Search the data for the string "Wheel" and extract every line where it appears.

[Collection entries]
━━━━━━━━

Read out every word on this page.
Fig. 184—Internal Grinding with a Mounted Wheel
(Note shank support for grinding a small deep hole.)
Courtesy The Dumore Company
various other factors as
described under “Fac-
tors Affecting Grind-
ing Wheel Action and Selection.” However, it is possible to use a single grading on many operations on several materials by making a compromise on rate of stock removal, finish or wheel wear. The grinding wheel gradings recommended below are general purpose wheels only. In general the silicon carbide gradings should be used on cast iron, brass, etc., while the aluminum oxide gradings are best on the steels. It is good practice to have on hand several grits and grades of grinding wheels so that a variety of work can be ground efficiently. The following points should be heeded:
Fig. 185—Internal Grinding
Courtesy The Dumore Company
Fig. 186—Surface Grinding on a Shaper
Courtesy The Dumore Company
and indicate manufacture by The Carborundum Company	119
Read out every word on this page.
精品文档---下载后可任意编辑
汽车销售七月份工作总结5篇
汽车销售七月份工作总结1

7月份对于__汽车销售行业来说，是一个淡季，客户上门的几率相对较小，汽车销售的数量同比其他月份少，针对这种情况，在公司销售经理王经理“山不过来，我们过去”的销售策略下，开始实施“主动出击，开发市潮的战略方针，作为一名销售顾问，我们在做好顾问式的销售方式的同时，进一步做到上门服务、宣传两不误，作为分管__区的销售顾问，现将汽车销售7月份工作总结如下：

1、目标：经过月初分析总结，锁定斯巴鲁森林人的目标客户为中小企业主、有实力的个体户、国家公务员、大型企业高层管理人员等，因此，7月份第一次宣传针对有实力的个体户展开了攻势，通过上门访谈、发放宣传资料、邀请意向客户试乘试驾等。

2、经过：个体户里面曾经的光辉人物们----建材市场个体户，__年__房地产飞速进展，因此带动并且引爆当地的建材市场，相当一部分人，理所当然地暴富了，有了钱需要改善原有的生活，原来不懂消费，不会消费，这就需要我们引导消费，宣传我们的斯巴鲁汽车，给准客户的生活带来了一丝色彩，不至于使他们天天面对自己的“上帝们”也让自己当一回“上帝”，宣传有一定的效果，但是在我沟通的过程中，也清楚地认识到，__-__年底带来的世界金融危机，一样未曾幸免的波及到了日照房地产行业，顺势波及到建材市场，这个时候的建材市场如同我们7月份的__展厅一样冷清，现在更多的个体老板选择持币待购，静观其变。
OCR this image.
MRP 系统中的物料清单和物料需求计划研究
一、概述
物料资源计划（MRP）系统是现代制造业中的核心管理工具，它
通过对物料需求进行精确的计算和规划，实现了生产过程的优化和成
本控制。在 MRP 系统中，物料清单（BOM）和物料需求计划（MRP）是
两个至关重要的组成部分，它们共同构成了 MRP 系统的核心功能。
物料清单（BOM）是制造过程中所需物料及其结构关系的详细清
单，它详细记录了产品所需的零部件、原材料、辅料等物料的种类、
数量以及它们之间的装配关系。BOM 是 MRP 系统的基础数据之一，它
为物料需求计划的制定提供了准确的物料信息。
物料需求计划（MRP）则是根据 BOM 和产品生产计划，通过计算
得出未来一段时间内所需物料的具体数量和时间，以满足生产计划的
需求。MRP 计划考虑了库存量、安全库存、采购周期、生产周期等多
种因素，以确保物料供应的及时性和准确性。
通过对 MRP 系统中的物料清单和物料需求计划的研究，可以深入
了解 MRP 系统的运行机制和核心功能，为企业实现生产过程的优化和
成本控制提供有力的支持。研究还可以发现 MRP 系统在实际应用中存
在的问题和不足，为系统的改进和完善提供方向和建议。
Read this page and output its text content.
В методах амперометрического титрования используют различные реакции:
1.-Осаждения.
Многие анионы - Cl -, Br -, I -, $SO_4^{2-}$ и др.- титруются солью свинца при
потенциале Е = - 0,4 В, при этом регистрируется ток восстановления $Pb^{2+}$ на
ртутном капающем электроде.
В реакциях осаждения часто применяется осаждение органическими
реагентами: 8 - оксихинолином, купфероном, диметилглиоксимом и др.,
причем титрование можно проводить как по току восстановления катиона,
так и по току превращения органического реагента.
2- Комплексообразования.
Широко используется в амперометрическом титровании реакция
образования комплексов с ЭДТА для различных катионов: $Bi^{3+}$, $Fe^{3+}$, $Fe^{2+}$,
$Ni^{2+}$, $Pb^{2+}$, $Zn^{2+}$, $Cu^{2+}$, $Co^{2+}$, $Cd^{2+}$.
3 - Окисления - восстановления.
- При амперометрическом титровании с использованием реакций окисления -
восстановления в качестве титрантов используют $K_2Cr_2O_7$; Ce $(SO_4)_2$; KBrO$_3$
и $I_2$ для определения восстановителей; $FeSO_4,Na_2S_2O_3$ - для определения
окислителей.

━━━━━━━━

_SOLVED EXERCISE_:
Fig. 184—Internal Grinding with a Mounted Wheel
ing Wheel Action and Selection.” However, it is possible to use a single grading on many operations on several materials by making a compromise on rate of stock removal, finish or wheel wear. The grinding wheel gradings recommended below are general purpose wheels only. In general the silicon carbide gradings should be used on cast iron, brass, etc., while the aluminum oxide gradings are best on the steels. It is good practice to have on hand several grits and grades of grinding wheels so that a variety of work can be ground efficiently. The following points should be heeded:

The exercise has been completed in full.